What is asked
What you return should match every record exactly, with the images removed.
__________________________________________________
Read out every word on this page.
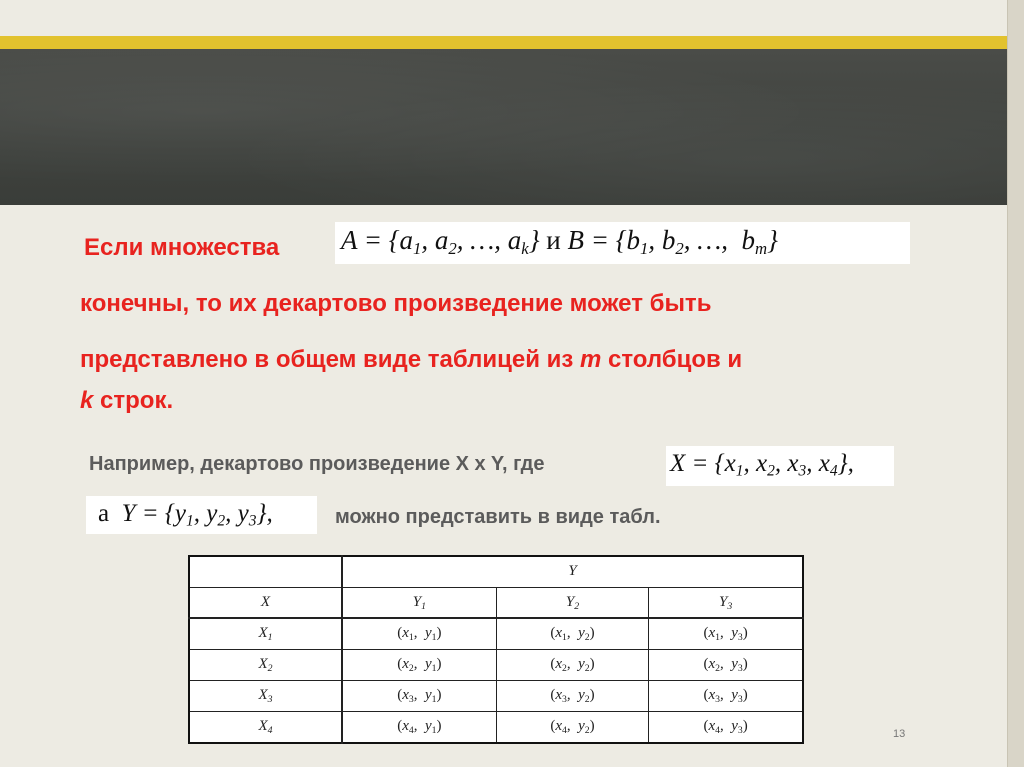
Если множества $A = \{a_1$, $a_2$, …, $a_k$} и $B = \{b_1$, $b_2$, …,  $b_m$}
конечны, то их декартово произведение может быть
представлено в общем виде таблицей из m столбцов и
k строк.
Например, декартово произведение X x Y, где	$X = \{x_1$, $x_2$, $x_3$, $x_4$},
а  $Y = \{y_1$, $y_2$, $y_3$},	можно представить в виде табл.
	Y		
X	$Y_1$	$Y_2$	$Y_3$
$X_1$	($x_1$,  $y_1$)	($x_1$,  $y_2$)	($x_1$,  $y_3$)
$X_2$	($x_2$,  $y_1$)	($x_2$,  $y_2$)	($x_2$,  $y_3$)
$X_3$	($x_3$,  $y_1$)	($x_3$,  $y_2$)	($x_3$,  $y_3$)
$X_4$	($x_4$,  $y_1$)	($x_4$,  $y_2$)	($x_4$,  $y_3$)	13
__________________________________________________
Complete answer
Read out every word on this page.
Если множества $A = \{a_1$, $a_2$, …, $a_k$} и $B = \{b_1$, $b_2$, …,  $b_m$}
конечны, то их декартово произведение может быть
представлено в общем виде таблицей из m столбцов и
k строк.
Например, декартово произведение X x Y, где	$X = \{x_1$, $x_2$, $x_3$, $x_4$},
а  $Y = \{y_1$, $y_2$, $y_3$},	можно представить в виде табл.
	Y		
X	$Y_1$	$Y_2$	$Y_3$
$X_1$	($x_1$,  $y_1$)	($x_1$,  $y_2$)	($x_1$,  $y_3$)
$X_2$	($x_2$,  $y_1$)	($x_2$,  $y_2$)	($x_2$,  $y_3$)
$X_3$	($x_3$,  $y_1$)	($x_3$,  $y_2$)	($x_3$,  $y_3$)
$X_4$	($x_4$,  $y_1$)	($x_4$,  $y_2$)	($x_4$,  $y_3$)	13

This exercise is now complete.